Data excerpts:

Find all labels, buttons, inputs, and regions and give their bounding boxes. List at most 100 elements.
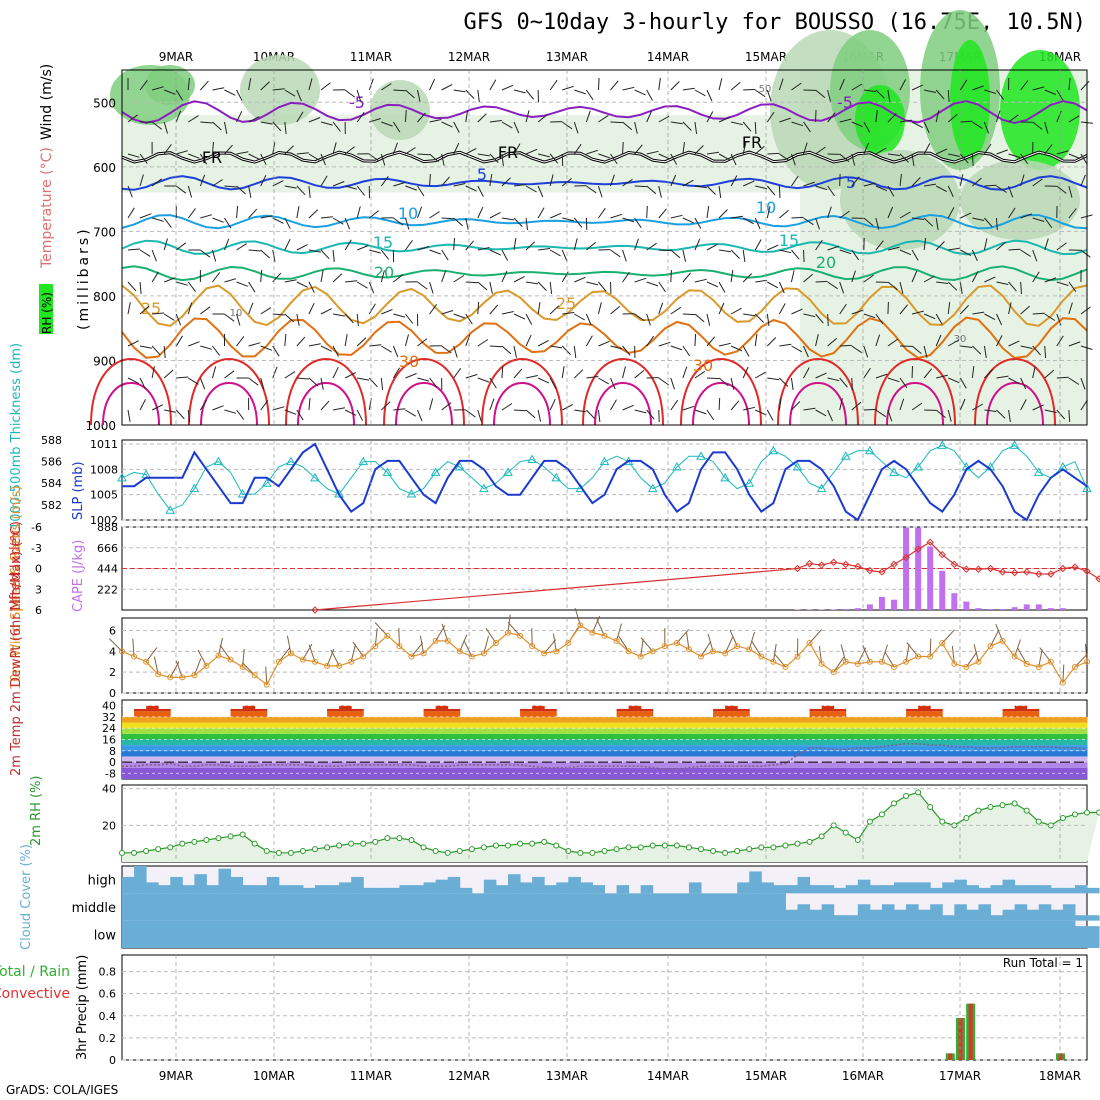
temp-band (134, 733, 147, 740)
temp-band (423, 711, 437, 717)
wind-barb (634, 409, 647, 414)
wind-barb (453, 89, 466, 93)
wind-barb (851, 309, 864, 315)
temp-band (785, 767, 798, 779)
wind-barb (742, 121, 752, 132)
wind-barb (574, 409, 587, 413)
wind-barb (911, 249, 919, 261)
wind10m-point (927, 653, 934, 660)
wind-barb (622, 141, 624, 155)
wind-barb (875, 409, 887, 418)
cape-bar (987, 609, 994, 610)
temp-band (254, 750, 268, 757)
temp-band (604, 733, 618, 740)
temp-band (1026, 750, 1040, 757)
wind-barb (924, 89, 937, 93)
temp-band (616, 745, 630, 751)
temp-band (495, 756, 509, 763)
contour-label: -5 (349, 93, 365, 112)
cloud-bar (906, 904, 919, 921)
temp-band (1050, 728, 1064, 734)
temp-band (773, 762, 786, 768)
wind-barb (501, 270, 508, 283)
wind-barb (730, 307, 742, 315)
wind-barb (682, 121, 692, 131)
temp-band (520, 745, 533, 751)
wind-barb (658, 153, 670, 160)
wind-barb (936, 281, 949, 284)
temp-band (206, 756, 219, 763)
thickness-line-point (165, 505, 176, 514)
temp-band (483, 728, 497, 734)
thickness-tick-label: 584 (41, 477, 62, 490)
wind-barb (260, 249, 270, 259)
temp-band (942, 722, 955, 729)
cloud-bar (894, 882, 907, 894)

Requirements: Render every line of the entries above as a JSON list of strings, one string per line, with blank lines and the pictures omitted.

Result for this exercise:
[
  "Find all labels, buttons, inputs, and regions and give their bounding boxes. List at most 100 elements.",
  "temp-band (134, 733, 147, 740)",
  "temp-band (423, 711, 437, 717)",
  "wind-barb (634, 409, 647, 414)",
  "wind-barb (453, 89, 466, 93)",
  "wind-barb (851, 309, 864, 315)",
  "temp-band (785, 767, 798, 779)",
  "wind-barb (742, 121, 752, 132)",
  "wind-barb (574, 409, 587, 413)",
  "wind-barb (911, 249, 919, 261)",
  "wind10m-point (927, 653, 934, 660)",
  "wind-barb (622, 141, 624, 155)",
  "wind-barb (875, 409, 887, 418)",
  "cape-bar (987, 609, 994, 610)",
  "temp-band (254, 750, 268, 757)",
  "temp-band (604, 733, 618, 740)",
  "temp-band (1026, 750, 1040, 757)",
  "wind-barb (924, 89, 937, 93)",
  "temp-band (616, 745, 630, 751)",
  "temp-band (495, 756, 509, 763)",
  "contour-label: -5 (349, 93, 365, 112)",
  "cloud-bar (906, 904, 919, 921)",
  "temp-band (1050, 728, 1064, 734)",
  "temp-band (773, 762, 786, 768)",
  "wind-barb (501, 270, 508, 283)",
  "wind-barb (730, 307, 742, 315)",
  "wind-barb (682, 121, 692, 131)",
  "temp-band (520, 745, 533, 751)",
  "wind-barb (658, 153, 670, 160)",
  "wind-barb (936, 281, 949, 284)",
  "temp-band (206, 756, 219, 763)",
  "thickness-line-point (165, 505, 176, 514)",
  "temp-band (483, 728, 497, 734)",
  "thickness-tick-label: 584 (41, 477, 62, 490)",
  "wind-barb (260, 249, 270, 259)",
  "temp-band (942, 722, 955, 729)",
  "cloud-bar (894, 882, 907, 894)"
]